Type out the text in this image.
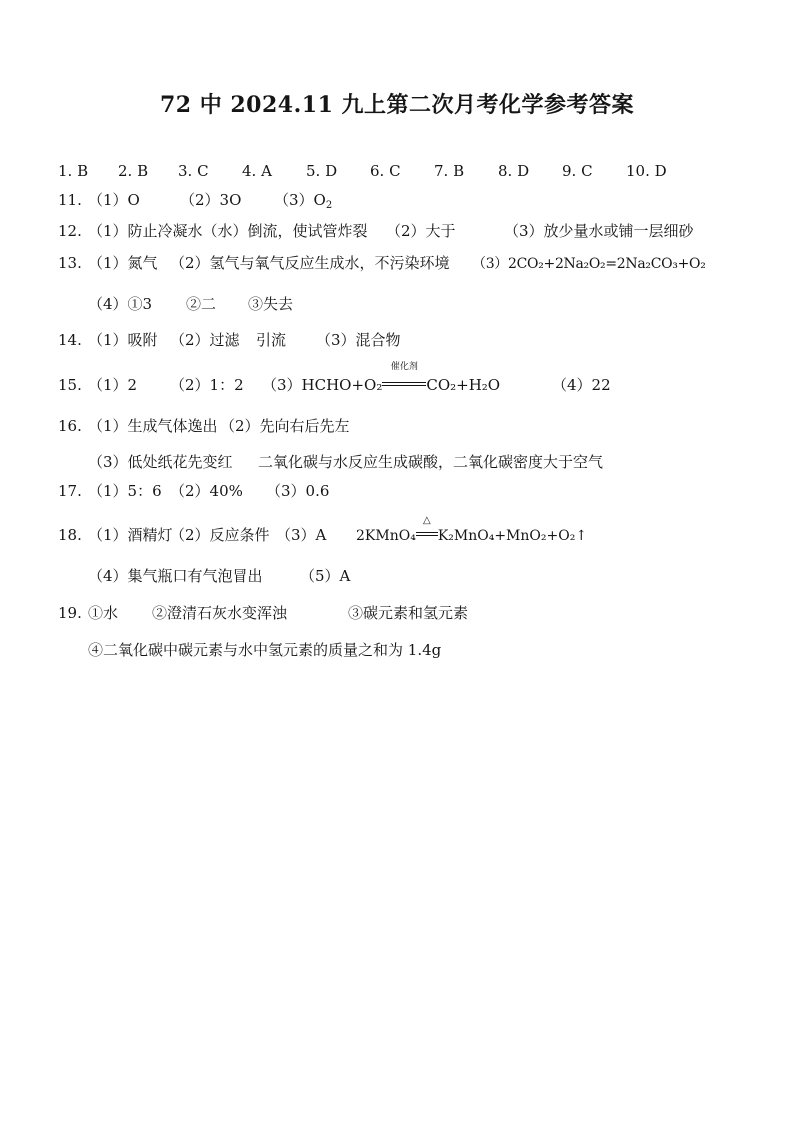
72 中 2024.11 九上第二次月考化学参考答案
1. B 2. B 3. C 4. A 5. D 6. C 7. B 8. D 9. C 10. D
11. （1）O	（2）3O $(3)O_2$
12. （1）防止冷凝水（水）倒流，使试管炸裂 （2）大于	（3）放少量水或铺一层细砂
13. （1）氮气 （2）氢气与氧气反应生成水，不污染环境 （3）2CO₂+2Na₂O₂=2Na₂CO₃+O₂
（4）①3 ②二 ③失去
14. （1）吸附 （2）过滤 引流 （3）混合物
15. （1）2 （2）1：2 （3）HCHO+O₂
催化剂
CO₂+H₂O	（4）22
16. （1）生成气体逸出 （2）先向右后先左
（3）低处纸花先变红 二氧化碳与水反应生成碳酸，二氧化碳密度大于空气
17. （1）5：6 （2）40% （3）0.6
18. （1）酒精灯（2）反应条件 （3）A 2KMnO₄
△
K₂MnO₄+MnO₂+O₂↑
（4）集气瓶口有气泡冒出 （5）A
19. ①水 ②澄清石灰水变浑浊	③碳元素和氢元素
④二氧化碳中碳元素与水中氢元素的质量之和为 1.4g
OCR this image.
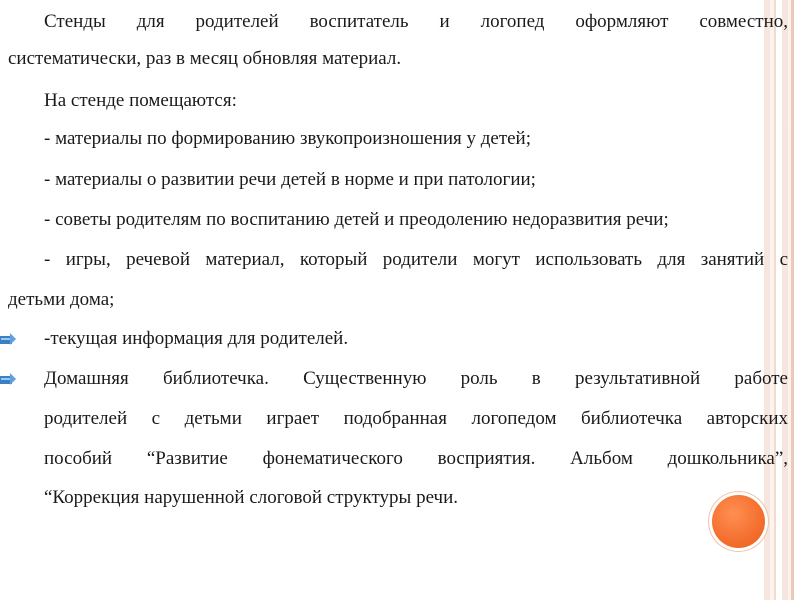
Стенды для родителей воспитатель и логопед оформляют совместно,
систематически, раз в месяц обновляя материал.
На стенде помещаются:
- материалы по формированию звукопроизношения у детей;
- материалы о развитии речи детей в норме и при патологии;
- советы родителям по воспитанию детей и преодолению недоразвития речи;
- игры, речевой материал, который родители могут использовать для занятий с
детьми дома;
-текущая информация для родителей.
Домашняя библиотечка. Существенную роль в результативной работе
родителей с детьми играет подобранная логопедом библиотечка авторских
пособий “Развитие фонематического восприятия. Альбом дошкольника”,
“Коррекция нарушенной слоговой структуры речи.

::::::::

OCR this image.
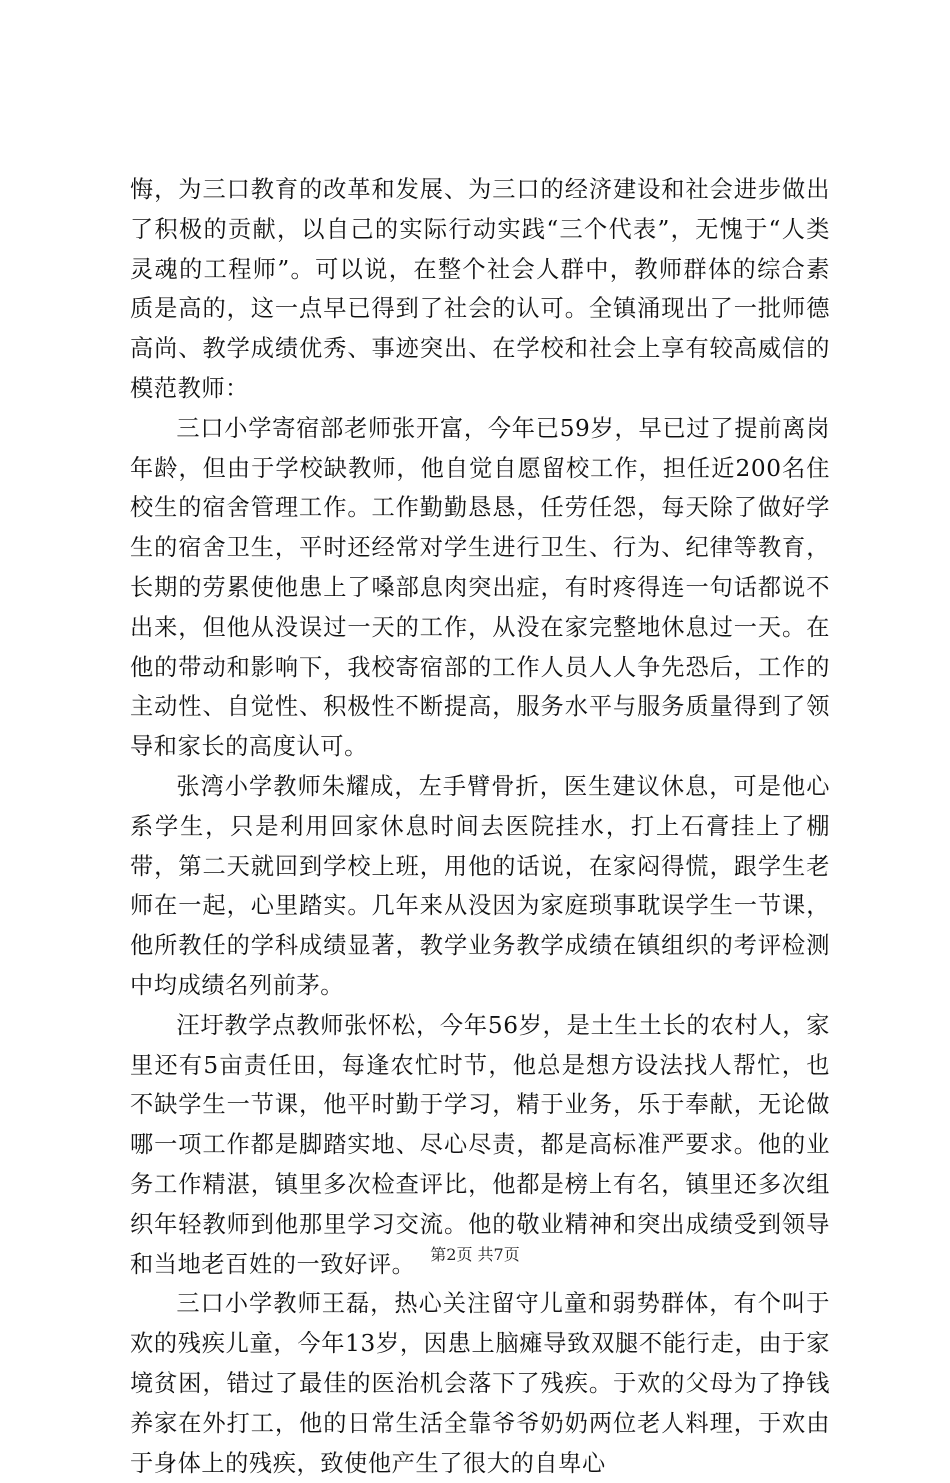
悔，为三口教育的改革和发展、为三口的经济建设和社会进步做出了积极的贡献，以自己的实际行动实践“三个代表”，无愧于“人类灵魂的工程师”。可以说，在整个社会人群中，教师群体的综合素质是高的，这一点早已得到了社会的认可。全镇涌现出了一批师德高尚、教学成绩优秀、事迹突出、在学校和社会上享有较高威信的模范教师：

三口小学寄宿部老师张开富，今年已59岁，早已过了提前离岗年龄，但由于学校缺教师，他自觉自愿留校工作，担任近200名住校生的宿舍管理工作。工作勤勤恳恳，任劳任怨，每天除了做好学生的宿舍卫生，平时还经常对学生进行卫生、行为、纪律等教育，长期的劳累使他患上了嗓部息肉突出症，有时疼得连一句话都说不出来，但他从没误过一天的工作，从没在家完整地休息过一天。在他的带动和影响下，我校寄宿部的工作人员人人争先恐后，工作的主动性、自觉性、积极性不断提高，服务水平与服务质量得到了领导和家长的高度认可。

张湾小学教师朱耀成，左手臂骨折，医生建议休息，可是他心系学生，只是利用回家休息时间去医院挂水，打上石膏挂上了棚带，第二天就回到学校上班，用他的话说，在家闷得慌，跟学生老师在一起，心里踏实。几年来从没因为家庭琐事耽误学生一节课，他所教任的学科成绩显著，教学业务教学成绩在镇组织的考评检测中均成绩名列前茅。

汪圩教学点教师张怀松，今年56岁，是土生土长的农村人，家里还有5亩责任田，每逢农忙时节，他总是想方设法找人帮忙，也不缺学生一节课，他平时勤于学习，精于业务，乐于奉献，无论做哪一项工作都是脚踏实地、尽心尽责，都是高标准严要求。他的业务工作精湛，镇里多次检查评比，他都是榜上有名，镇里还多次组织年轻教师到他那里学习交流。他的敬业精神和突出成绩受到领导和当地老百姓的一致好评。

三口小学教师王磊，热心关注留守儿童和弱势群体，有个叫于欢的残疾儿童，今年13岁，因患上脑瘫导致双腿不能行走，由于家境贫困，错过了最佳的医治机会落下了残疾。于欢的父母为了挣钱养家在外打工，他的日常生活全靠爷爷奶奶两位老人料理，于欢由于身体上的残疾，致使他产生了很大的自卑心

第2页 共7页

::::::::

EXERCISE INSTRUCTIONS:
Which lines hold the word "родителей"? Return all of them from the records above.

OUTPUT:
Стенды для родителей воспитатель и логопед оформляют совместно,
-текущая информация для родителей.
родителей с детьми играет подобранная логопедом библиотечка авторских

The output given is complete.